Dataset records -
-=-=-=-=-

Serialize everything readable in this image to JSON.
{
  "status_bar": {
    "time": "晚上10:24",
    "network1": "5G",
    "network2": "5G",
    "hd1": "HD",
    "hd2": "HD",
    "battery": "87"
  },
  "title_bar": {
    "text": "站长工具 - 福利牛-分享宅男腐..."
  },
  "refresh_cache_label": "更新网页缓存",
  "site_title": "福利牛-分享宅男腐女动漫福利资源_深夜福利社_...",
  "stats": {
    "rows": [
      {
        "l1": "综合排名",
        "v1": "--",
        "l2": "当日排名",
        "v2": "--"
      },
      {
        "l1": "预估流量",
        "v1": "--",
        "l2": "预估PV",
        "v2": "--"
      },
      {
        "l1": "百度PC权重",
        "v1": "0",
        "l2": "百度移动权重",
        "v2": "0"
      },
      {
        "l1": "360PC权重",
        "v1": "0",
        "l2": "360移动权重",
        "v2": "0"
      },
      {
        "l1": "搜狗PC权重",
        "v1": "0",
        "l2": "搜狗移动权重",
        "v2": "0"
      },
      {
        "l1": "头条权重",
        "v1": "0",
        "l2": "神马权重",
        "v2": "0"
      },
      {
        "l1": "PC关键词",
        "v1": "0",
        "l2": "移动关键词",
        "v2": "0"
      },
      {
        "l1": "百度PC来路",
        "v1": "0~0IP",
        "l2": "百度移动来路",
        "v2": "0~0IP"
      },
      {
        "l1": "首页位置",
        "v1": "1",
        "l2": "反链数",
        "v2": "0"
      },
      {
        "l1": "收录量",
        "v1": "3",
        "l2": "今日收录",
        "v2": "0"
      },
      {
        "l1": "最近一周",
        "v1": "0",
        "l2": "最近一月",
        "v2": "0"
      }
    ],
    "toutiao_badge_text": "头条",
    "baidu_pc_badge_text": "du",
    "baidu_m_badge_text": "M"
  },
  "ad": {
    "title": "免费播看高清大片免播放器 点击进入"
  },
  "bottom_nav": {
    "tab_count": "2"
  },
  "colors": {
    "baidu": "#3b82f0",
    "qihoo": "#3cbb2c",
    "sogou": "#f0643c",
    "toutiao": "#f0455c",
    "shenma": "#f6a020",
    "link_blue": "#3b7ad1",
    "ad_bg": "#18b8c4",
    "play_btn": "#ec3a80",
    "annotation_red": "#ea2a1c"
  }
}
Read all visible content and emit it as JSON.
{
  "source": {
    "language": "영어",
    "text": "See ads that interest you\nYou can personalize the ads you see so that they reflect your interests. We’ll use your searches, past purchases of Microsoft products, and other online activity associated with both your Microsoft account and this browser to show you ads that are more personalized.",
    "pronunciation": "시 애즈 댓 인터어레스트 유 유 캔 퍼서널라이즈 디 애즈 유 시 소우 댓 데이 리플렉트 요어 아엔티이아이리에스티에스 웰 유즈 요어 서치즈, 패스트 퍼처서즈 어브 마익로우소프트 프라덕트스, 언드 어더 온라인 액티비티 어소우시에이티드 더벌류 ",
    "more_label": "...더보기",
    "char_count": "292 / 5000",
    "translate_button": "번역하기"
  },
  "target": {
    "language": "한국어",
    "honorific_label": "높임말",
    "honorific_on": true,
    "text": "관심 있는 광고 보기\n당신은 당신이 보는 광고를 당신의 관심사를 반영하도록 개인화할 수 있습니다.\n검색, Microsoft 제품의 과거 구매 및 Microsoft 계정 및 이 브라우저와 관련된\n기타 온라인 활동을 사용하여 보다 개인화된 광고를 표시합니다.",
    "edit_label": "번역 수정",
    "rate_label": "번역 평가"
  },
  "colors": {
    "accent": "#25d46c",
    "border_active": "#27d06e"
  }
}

-=-=-=-=-

Instruction -
Make a verbatim copy of every entry shown above.

Task answer -
Serialize everything readable in this image to JSON.
{
  "status_bar": {
    "time": "晚上10:24",
    "network1": "5G",
    "network2": "5G",
    "hd1": "HD",
    "hd2": "HD",
    "battery": "87"
  },
  "title_bar": {
    "text": "站长工具 - 福利牛-分享宅男腐..."
  },
  "refresh_cache_label": "更新网页缓存",
  "site_title": "福利牛-分享宅男腐女动漫福利资源_深夜福利社_...",
  "stats": {
    "rows": [
      {
        "l1": "综合排名",
        "v1": "--",
        "l2": "当日排名",
        "v2": "--"
      },
      {
        "l1": "预估流量",
        "v1": "--",
        "l2": "预估PV",
        "v2": "--"
      },
      {
        "l1": "百度PC权重",
        "v1": "0",
        "l2": "百度移动权重",
        "v2": "0"
      },
      {
        "l1": "360PC权重",
        "v1": "0",
        "l2": "360移动权重",
        "v2": "0"
      },
      {
        "l1": "搜狗PC权重",
        "v1": "0",
        "l2": "搜狗移动权重",
        "v2": "0"
      },
      {
        "l1": "头条权重",
        "v1": "0",
        "l2": "神马权重",
        "v2": "0"
      },
      {
        "l1": "PC关键词",
        "v1": "0",
        "l2": "移动关键词",
        "v2": "0"
      },
      {
        "l1": "百度PC来路",
        "v1": "0~0IP",
        "l2": "百度移动来路",
        "v2": "0~0IP"
      },
      {
        "l1": "首页位置",
        "v1": "1",
        "l2": "反链数",
        "v2": "0"
      },
      {
        "l1": "收录量",
        "v1": "3",
        "l2": "今日收录",
        "v2": "0"
      },
      {
        "l1": "最近一周",
        "v1": "0",
        "l2": "最近一月",
        "v2": "0"
      }
    ],
    "toutiao_badge_text": "头条",
    "baidu_pc_badge_text": "du",
    "baidu_m_badge_text": "M"
  },
  "ad": {
    "title": "免费播看高清大片免播放器 点击进入"
  },
  "bottom_nav": {
    "tab_count": "2"
  },
  "colors": {
    "baidu": "#3b82f0",
    "qihoo": "#3cbb2c",
    "sogou": "#f0643c",
    "toutiao": "#f0455c",
    "shenma": "#f6a020",
    "link_blue": "#3b7ad1",
    "ad_bg": "#18b8c4",
    "play_btn": "#ec3a80",
    "annotation_red": "#ea2a1c"
  }
}
Read all visible content and emit it as JSON.
{
  "source": {
    "language": "영어",
    "text": "See ads that interest you\nYou can personalize the ads you see so that they reflect your interests. We’ll use your searches, past purchases of Microsoft products, and other online activity associated with both your Microsoft account and this browser to show you ads that are more personalized.",
    "pronunciation": "시 애즈 댓 인터어레스트 유 유 캔 퍼서널라이즈 디 애즈 유 시 소우 댓 데이 리플렉트 요어 아엔티이아이리에스티에스 웰 유즈 요어 서치즈, 패스트 퍼처서즈 어브 마익로우소프트 프라덕트스, 언드 어더 온라인 액티비티 어소우시에이티드 더벌류 ",
    "more_label": "...더보기",
    "char_count": "292 / 5000",
    "translate_button": "번역하기"
  },
  "target": {
    "language": "한국어",
    "honorific_label": "높임말",
    "honorific_on": true,
    "text": "관심 있는 광고 보기\n당신은 당신이 보는 광고를 당신의 관심사를 반영하도록 개인화할 수 있습니다.\n검색, Microsoft 제품의 과거 구매 및 Microsoft 계정 및 이 브라우저와 관련된\n기타 온라인 활동을 사용하여 보다 개인화된 광고를 표시합니다.",
    "edit_label": "번역 수정",
    "rate_label": "번역 평가"
  },
  "colors": {
    "accent": "#25d46c",
    "border_active": "#27d06e"
  }
}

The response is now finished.